Requirement →
Scan the records for the line containing "Output a JSON"; extract it and all later lines, verbatim, through the end, and nothing before it.

Records shown →
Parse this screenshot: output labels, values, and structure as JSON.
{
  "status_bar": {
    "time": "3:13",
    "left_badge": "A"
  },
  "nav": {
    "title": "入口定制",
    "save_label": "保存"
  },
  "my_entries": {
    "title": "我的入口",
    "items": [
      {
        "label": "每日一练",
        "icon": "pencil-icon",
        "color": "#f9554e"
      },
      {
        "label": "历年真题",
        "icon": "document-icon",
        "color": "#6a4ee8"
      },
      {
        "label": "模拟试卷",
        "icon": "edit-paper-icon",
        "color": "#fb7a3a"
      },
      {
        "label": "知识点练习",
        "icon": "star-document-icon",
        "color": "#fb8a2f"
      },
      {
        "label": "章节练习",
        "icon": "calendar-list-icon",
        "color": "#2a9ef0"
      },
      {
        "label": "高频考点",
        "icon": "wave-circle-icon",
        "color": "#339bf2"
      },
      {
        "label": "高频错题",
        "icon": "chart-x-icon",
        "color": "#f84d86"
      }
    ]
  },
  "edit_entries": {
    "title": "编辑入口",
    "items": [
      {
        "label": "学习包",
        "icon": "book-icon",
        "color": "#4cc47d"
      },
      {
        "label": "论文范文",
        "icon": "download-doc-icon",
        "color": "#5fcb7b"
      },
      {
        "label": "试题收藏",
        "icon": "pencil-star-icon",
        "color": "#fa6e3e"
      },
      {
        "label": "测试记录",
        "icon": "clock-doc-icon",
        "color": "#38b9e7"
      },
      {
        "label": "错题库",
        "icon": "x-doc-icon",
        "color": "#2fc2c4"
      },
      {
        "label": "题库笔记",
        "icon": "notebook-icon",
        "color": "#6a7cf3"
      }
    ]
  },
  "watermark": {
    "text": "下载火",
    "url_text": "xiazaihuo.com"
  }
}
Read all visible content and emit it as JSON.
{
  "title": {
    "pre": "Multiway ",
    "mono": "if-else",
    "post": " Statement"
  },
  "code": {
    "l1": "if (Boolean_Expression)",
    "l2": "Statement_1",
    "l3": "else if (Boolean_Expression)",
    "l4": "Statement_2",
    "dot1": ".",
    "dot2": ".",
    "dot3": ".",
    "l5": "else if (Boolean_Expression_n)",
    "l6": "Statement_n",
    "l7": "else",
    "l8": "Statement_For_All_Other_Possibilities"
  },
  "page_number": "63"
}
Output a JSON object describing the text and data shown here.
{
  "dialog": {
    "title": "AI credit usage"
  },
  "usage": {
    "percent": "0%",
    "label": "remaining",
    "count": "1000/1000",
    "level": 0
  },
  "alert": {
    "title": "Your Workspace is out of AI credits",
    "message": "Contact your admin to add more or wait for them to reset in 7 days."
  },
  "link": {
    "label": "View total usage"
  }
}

Task response →
Output a JSON object describing the text and data shown here.
{
  "dialog": {
    "title": "AI credit usage"
  },
  "usage": {
    "percent": "0%",
    "label": "remaining",
    "count": "1000/1000",
    "level": 0
  },
  "alert": {
    "title": "Your Workspace is out of AI credits",
    "message": "Contact your admin to add more or wait for them to reset in 7 days."
  },
  "link": {
    "label": "View total usage"
  }
}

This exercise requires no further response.